··· MATERIAL FOR THIS EXERCISE ···

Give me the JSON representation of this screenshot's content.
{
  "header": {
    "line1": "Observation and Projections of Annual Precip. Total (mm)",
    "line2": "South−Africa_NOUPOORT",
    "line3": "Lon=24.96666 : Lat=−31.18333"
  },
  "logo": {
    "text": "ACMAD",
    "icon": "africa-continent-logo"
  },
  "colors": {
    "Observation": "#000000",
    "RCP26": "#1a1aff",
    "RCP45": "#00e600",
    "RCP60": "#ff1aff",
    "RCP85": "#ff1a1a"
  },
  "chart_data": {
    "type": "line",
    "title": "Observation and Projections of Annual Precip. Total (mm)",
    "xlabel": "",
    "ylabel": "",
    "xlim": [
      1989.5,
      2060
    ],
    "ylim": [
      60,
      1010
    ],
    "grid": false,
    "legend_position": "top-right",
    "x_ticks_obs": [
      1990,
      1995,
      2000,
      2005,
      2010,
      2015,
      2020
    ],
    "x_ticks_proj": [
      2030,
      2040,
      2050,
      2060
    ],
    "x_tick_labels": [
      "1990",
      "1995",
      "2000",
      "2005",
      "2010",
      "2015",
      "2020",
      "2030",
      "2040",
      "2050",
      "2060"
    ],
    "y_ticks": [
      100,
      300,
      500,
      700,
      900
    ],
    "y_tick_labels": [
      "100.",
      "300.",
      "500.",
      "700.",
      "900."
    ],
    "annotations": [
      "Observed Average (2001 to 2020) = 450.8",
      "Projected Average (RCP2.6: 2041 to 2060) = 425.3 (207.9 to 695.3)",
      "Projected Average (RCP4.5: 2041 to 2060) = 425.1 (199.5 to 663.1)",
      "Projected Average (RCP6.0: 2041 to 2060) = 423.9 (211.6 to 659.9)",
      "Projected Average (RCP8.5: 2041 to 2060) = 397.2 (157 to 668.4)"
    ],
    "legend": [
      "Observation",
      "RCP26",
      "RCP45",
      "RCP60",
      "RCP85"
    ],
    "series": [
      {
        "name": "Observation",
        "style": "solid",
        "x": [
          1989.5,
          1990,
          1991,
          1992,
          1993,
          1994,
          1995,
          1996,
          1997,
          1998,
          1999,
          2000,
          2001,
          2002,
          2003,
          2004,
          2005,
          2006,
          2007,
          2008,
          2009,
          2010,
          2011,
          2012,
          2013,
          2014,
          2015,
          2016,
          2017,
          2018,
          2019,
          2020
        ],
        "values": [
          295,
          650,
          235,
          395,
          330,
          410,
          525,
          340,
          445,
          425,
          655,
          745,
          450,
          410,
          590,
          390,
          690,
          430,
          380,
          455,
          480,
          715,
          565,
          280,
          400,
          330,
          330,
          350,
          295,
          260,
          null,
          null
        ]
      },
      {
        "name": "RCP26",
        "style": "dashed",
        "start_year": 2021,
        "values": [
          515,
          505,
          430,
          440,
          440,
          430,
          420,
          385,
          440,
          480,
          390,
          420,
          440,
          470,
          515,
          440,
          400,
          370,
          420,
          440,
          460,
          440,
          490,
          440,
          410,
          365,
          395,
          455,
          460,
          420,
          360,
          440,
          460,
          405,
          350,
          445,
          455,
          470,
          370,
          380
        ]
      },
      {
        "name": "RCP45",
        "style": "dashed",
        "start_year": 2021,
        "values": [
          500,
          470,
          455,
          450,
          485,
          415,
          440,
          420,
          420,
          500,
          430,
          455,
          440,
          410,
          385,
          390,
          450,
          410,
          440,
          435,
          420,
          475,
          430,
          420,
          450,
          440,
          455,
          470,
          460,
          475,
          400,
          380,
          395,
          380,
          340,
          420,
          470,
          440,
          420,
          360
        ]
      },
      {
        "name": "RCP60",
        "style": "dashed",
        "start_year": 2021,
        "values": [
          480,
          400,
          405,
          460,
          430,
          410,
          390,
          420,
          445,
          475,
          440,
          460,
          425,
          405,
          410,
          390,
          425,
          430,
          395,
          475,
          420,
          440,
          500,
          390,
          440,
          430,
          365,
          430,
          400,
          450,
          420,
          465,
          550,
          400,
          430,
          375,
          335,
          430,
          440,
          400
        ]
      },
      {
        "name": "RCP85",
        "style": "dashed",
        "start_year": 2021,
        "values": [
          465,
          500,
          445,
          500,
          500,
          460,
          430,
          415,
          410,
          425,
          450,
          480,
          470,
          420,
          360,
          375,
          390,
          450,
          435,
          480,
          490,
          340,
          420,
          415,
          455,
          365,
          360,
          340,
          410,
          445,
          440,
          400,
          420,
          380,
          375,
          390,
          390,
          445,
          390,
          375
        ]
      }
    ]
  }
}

···

CHALLENGE: Output every line above without altering anything.

SOLUTION FOR THIS PROBLEM:
Give me the JSON representation of this screenshot's content.
{
  "header": {
    "line1": "Observation and Projections of Annual Precip. Total (mm)",
    "line2": "South−Africa_NOUPOORT",
    "line3": "Lon=24.96666 : Lat=−31.18333"
  },
  "logo": {
    "text": "ACMAD",
    "icon": "africa-continent-logo"
  },
  "colors": {
    "Observation": "#000000",
    "RCP26": "#1a1aff",
    "RCP45": "#00e600",
    "RCP60": "#ff1aff",
    "RCP85": "#ff1a1a"
  },
  "chart_data": {
    "type": "line",
    "title": "Observation and Projections of Annual Precip. Total (mm)",
    "xlabel": "",
    "ylabel": "",
    "xlim": [
      1989.5,
      2060
    ],
    "ylim": [
      60,
      1010
    ],
    "grid": false,
    "legend_position": "top-right",
    "x_ticks_obs": [
      1990,
      1995,
      2000,
      2005,
      2010,
      2015,
      2020
    ],
    "x_ticks_proj": [
      2030,
      2040,
      2050,
      2060
    ],
    "x_tick_labels": [
      "1990",
      "1995",
      "2000",
      "2005",
      "2010",
      "2015",
      "2020",
      "2030",
      "2040",
      "2050",
      "2060"
    ],
    "y_ticks": [
      100,
      300,
      500,
      700,
      900
    ],
    "y_tick_labels": [
      "100.",
      "300.",
      "500.",
      "700.",
      "900."
    ],
    "annotations": [
      "Observed Average (2001 to 2020) = 450.8",
      "Projected Average (RCP2.6: 2041 to 2060) = 425.3 (207.9 to 695.3)",
      "Projected Average (RCP4.5: 2041 to 2060) = 425.1 (199.5 to 663.1)",
      "Projected Average (RCP6.0: 2041 to 2060) = 423.9 (211.6 to 659.9)",
      "Projected Average (RCP8.5: 2041 to 2060) = 397.2 (157 to 668.4)"
    ],
    "legend": [
      "Observation",
      "RCP26",
      "RCP45",
      "RCP60",
      "RCP85"
    ],
    "series": [
      {
        "name": "Observation",
        "style": "solid",
        "x": [
          1989.5,
          1990,
          1991,
          1992,
          1993,
          1994,
          1995,
          1996,
          1997,
          1998,
          1999,
          2000,
          2001,
          2002,
          2003,
          2004,
          2005,
          2006,
          2007,
          2008,
          2009,
          2010,
          2011,
          2012,
          2013,
          2014,
          2015,
          2016,
          2017,
          2018,
          2019,
          2020
        ],
        "values": [
          295,
          650,
          235,
          395,
          330,
          410,
          525,
          340,
          445,
          425,
          655,
          745,
          450,
          410,
          590,
          390,
          690,
          430,
          380,
          455,
          480,
          715,
          565,
          280,
          400,
          330,
          330,
          350,
          295,
          260,
          null,
          null
        ]
      },
      {
        "name": "RCP26",
        "style": "dashed",
        "start_year": 2021,
        "values": [
          515,
          505,
          430,
          440,
          440,
          430,
          420,
          385,
          440,
          480,
          390,
          420,
          440,
          470,
          515,
          440,
          400,
          370,
          420,
          440,
          460,
          440,
          490,
          440,
          410,
          365,
          395,
          455,
          460,
          420,
          360,
          440,
          460,
          405,
          350,
          445,
          455,
          470,
          370,
          380
        ]
      },
      {
        "name": "RCP45",
        "style": "dashed",
        "start_year": 2021,
        "values": [
          500,
          470,
          455,
          450,
          485,
          415,
          440,
          420,
          420,
          500,
          430,
          455,
          440,
          410,
          385,
          390,
          450,
          410,
          440,
          435,
          420,
          475,
          430,
          420,
          450,
          440,
          455,
          470,
          460,
          475,
          400,
          380,
          395,
          380,
          340,
          420,
          470,
          440,
          420,
          360
        ]
      },
      {
        "name": "RCP60",
        "style": "dashed",
        "start_year": 2021,
        "values": [
          480,
          400,
          405,
          460,
          430,
          410,
          390,
          420,
          445,
          475,
          440,
          460,
          425,
          405,
          410,
          390,
          425,
          430,
          395,
          475,
          420,
          440,
          500,
          390,
          440,
          430,
          365,
          430,
          400,
          450,
          420,
          465,
          550,
          400,
          430,
          375,
          335,
          430,
          440,
          400
        ]
      },
      {
        "name": "RCP85",
        "style": "dashed",
        "start_year": 2021,
        "values": [
          465,
          500,
          445,
          500,
          500,
          460,
          430,
          415,
          410,
          425,
          450,
          480,
          470,
          420,
          360,
          375,
          390,
          450,
          435,
          480,
          490,
          340,
          420,
          415,
          455,
          365,
          360,
          340,
          410,
          445,
          440,
          400,
          420,
          380,
          375,
          390,
          390,
          445,
          390,
          375
        ]
      }
    ]
  }
}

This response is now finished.